What to produce: Write the listing out again, all of it, word for word.

Records supplied:

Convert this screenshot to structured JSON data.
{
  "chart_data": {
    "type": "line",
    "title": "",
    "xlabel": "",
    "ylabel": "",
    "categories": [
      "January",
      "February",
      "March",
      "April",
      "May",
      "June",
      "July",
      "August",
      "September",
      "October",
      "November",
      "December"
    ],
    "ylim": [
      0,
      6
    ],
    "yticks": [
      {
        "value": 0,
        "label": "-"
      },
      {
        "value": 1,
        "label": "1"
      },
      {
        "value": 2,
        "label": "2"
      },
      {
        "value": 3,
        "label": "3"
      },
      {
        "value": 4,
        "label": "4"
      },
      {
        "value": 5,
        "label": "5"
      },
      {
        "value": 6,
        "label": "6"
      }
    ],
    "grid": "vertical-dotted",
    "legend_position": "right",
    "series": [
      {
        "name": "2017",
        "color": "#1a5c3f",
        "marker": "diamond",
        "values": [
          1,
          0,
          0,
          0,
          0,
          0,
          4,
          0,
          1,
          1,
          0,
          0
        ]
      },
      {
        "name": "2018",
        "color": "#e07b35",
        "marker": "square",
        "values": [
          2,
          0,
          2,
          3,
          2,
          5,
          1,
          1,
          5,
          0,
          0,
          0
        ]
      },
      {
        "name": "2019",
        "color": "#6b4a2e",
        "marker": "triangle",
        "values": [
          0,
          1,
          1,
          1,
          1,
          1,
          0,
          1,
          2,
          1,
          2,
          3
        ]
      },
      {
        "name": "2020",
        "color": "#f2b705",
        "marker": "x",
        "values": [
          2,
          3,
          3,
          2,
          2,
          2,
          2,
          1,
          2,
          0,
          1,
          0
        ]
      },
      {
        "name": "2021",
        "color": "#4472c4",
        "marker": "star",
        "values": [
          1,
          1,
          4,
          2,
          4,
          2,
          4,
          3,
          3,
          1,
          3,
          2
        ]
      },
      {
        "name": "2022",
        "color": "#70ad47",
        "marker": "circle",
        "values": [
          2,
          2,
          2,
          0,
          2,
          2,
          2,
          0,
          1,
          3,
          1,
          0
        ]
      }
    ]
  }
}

The response:
Convert this screenshot to structured JSON data.
{
  "chart_data": {
    "type": "line",
    "title": "",
    "xlabel": "",
    "ylabel": "",
    "categories": [
      "January",
      "February",
      "March",
      "April",
      "May",
      "June",
      "July",
      "August",
      "September",
      "October",
      "November",
      "December"
    ],
    "ylim": [
      0,
      6
    ],
    "yticks": [
      {
        "value": 0,
        "label": "-"
      },
      {
        "value": 1,
        "label": "1"
      },
      {
        "value": 2,
        "label": "2"
      },
      {
        "value": 3,
        "label": "3"
      },
      {
        "value": 4,
        "label": "4"
      },
      {
        "value": 5,
        "label": "5"
      },
      {
        "value": 6,
        "label": "6"
      }
    ],
    "grid": "vertical-dotted",
    "legend_position": "right",
    "series": [
      {
        "name": "2017",
        "color": "#1a5c3f",
        "marker": "diamond",
        "values": [
          1,
          0,
          0,
          0,
          0,
          0,
          4,
          0,
          1,
          1,
          0,
          0
        ]
      },
      {
        "name": "2018",
        "color": "#e07b35",
        "marker": "square",
        "values": [
          2,
          0,
          2,
          3,
          2,
          5,
          1,
          1,
          5,
          0,
          0,
          0
        ]
      },
      {
        "name": "2019",
        "color": "#6b4a2e",
        "marker": "triangle",
        "values": [
          0,
          1,
          1,
          1,
          1,
          1,
          0,
          1,
          2,
          1,
          2,
          3
        ]
      },
      {
        "name": "2020",
        "color": "#f2b705",
        "marker": "x",
        "values": [
          2,
          3,
          3,
          2,
          2,
          2,
          2,
          1,
          2,
          0,
          1,
          0
        ]
      },
      {
        "name": "2021",
        "color": "#4472c4",
        "marker": "star",
        "values": [
          1,
          1,
          4,
          2,
          4,
          2,
          4,
          3,
          3,
          1,
          3,
          2
        ]
      },
      {
        "name": "2022",
        "color": "#70ad47",
        "marker": "circle",
        "values": [
          2,
          2,
          2,
          0,
          2,
          2,
          2,
          0,
          1,
          3,
          1,
          0
        ]
      }
    ]
  }
}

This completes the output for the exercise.